Chart and figure data ::
** BEGIN **
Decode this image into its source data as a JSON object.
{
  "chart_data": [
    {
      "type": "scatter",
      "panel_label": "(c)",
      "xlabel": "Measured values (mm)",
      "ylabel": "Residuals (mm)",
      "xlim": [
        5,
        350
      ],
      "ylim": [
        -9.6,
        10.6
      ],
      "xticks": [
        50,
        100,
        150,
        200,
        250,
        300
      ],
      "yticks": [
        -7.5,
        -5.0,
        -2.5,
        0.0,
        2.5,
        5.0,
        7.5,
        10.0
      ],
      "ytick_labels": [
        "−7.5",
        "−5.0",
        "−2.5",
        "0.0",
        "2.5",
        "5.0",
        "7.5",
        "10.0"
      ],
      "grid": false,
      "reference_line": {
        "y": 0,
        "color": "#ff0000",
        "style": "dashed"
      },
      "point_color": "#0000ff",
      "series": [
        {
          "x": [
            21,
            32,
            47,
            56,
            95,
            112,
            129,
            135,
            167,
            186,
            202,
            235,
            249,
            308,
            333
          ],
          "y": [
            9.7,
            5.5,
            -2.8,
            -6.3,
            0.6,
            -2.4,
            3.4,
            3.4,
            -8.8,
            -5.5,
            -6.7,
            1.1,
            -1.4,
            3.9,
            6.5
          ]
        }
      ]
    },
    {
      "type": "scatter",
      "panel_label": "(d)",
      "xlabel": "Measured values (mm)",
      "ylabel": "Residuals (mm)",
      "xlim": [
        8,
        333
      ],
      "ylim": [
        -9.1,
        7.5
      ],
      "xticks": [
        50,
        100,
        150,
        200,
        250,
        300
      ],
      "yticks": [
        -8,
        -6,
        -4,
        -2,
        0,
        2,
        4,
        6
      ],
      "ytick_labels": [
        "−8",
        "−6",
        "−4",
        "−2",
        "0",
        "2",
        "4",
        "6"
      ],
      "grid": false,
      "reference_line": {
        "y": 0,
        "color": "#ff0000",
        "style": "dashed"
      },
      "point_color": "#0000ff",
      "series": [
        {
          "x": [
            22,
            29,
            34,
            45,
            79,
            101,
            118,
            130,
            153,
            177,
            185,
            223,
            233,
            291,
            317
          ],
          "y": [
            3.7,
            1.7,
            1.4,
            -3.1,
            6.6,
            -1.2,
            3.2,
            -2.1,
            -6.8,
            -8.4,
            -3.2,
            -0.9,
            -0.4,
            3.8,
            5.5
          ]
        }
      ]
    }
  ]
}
** END **
Exercise :: Can you reproduce all the material exactly?

Solution below ::
Decode this image into its source data as a JSON object.
{
  "chart_data": [
    {
      "type": "scatter",
      "panel_label": "(c)",
      "xlabel": "Measured values (mm)",
      "ylabel": "Residuals (mm)",
      "xlim": [
        5,
        350
      ],
      "ylim": [
        -9.6,
        10.6
      ],
      "xticks": [
        50,
        100,
        150,
        200,
        250,
        300
      ],
      "yticks": [
        -7.5,
        -5.0,
        -2.5,
        0.0,
        2.5,
        5.0,
        7.5,
        10.0
      ],
      "ytick_labels": [
        "−7.5",
        "−5.0",
        "−2.5",
        "0.0",
        "2.5",
        "5.0",
        "7.5",
        "10.0"
      ],
      "grid": false,
      "reference_line": {
        "y": 0,
        "color": "#ff0000",
        "style": "dashed"
      },
      "point_color": "#0000ff",
      "series": [
        {
          "x": [
            21,
            32,
            47,
            56,
            95,
            112,
            129,
            135,
            167,
            186,
            202,
            235,
            249,
            308,
            333
          ],
          "y": [
            9.7,
            5.5,
            -2.8,
            -6.3,
            0.6,
            -2.4,
            3.4,
            3.4,
            -8.8,
            -5.5,
            -6.7,
            1.1,
            -1.4,
            3.9,
            6.5
          ]
        }
      ]
    },
    {
      "type": "scatter",
      "panel_label": "(d)",
      "xlabel": "Measured values (mm)",
      "ylabel": "Residuals (mm)",
      "xlim": [
        8,
        333
      ],
      "ylim": [
        -9.1,
        7.5
      ],
      "xticks": [
        50,
        100,
        150,
        200,
        250,
        300
      ],
      "yticks": [
        -8,
        -6,
        -4,
        -2,
        0,
        2,
        4,
        6
      ],
      "ytick_labels": [
        "−8",
        "−6",
        "−4",
        "−2",
        "0",
        "2",
        "4",
        "6"
      ],
      "grid": false,
      "reference_line": {
        "y": 0,
        "color": "#ff0000",
        "style": "dashed"
      },
      "point_color": "#0000ff",
      "series": [
        {
          "x": [
            22,
            29,
            34,
            45,
            79,
            101,
            118,
            130,
            153,
            177,
            185,
            223,
            233,
            291,
            317
          ],
          "y": [
            3.7,
            1.7,
            1.4,
            -3.1,
            6.6,
            -1.2,
            3.2,
            -2.1,
            -6.8,
            -8.4,
            -3.2,
            -0.9,
            -0.4,
            3.8,
            5.5
          ]
        }
      ]
    }
  ]
}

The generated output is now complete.